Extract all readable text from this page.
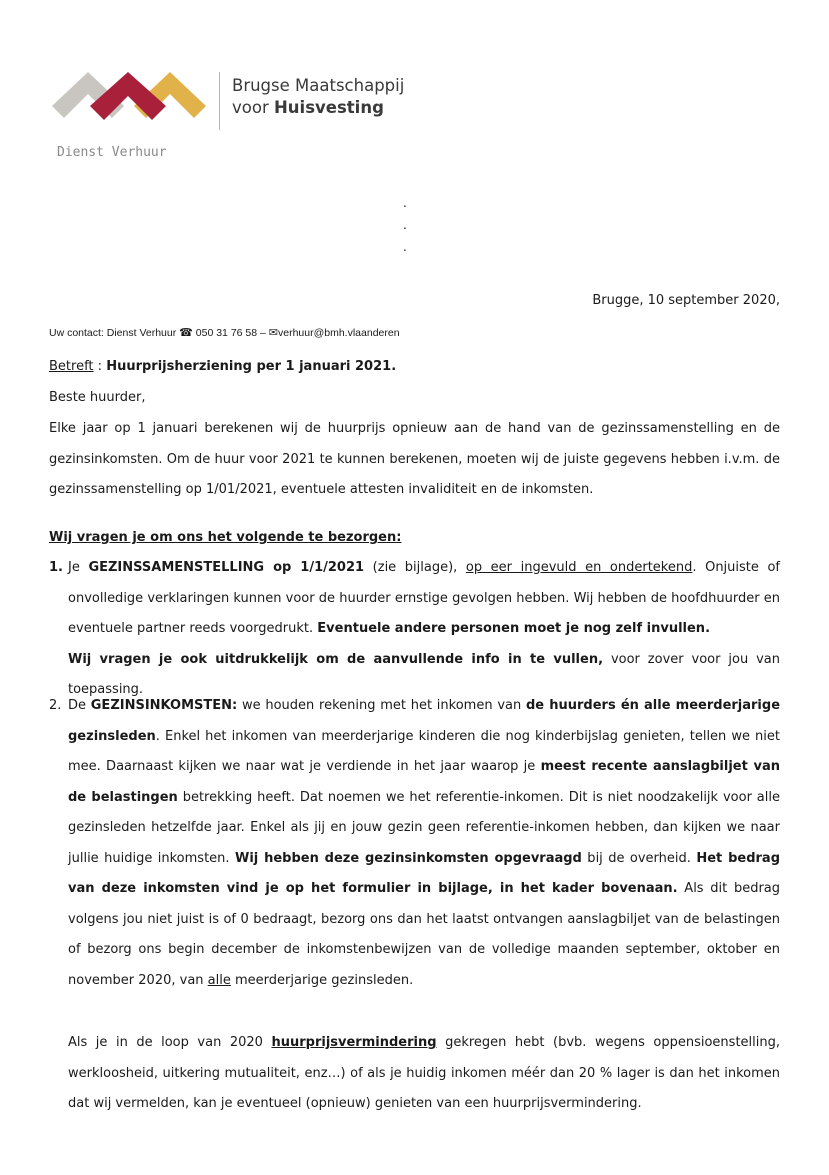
Brugse Maatschappij
voor Huisvesting
Dienst Verhuur
.
.
.
Brugge, 10 september 2020,
Uw contact: Dienst Verhuur ☎ 050 31 76 58 – ✉verhuur@bmh.vlaanderen
Betreft : Huurprijsherziening per 1 januari 2021.
Beste huurder,
Elke jaar op 1 januari berekenen wij de huurprijs opnieuw aan de hand van de gezinssamenstelling en de gezinsinkomsten. Om de huur voor 2021 te kunnen berekenen, moeten wij de juiste gegevens hebben i.v.m. de gezinssamenstelling op 1/01/2021, eventuele attesten invaliditeit en de inkomsten.
Wij vragen je om ons het volgende te bezorgen:
1. Je GEZINSSAMENSTELLING op 1/1/2021 (zie bijlage), op eer ingevuld en ondertekend. Onjuiste of onvolledige verklaringen kunnen voor de huurder ernstige gevolgen hebben. Wij hebben de hoofdhuurder en eventuele partner reeds voorgedrukt. Eventuele andere personen moet je nog zelf invullen.
Wij vragen je ook uitdrukkelijk om de aanvullende info in te vullen, voor zover voor jou van toepassing.
2. De GEZINSINKOMSTEN: we houden rekening met het inkomen van de huurders én alle meerderjarige gezinsleden. Enkel het inkomen van meerderjarige kinderen die nog kinderbijslag genieten, tellen we niet mee. Daarnaast kijken we naar wat je verdiende in het jaar waarop je meest recente aanslagbiljet van de belastingen betrekking heeft. Dat noemen we het referentie-inkomen. Dit is niet noodzakelijk voor alle gezinsleden hetzelfde jaar. Enkel als jij en jouw gezin geen referentie-inkomen hebben, dan kijken we naar jullie huidige inkomsten. Wij hebben deze gezinsinkomsten opgevraagd bij de overheid. Het bedrag van deze inkomsten vind je op het formulier in bijlage, in het kader bovenaan. Als dit bedrag volgens jou niet juist is of 0 bedraagt, bezorg ons dan het laatst ontvangen aanslagbiljet van de belastingen of bezorg ons begin december de inkomstenbewijzen van de volledige maanden september, oktober en november 2020, van alle meerderjarige gezinsleden.
Als je in de loop van 2020 huurprijsvermindering gekregen hebt (bvb. wegens oppensioenstelling, werkloosheid, uitkering mutualiteit, enz…) of als je huidig inkomen méér dan 20 % lager is dan het inkomen dat wij vermelden, kan je eventueel (opnieuw) genieten van een huurprijsvermindering.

+ + + +

Directions for this task:
Filter the records above and return every line that holds the word "Dienst".

Response to the exercise:
Dienst Verhuur
Uw contact: Dienst Verhuur ☎ 050 31 76 58 – ✉verhuur@bmh.vlaanderen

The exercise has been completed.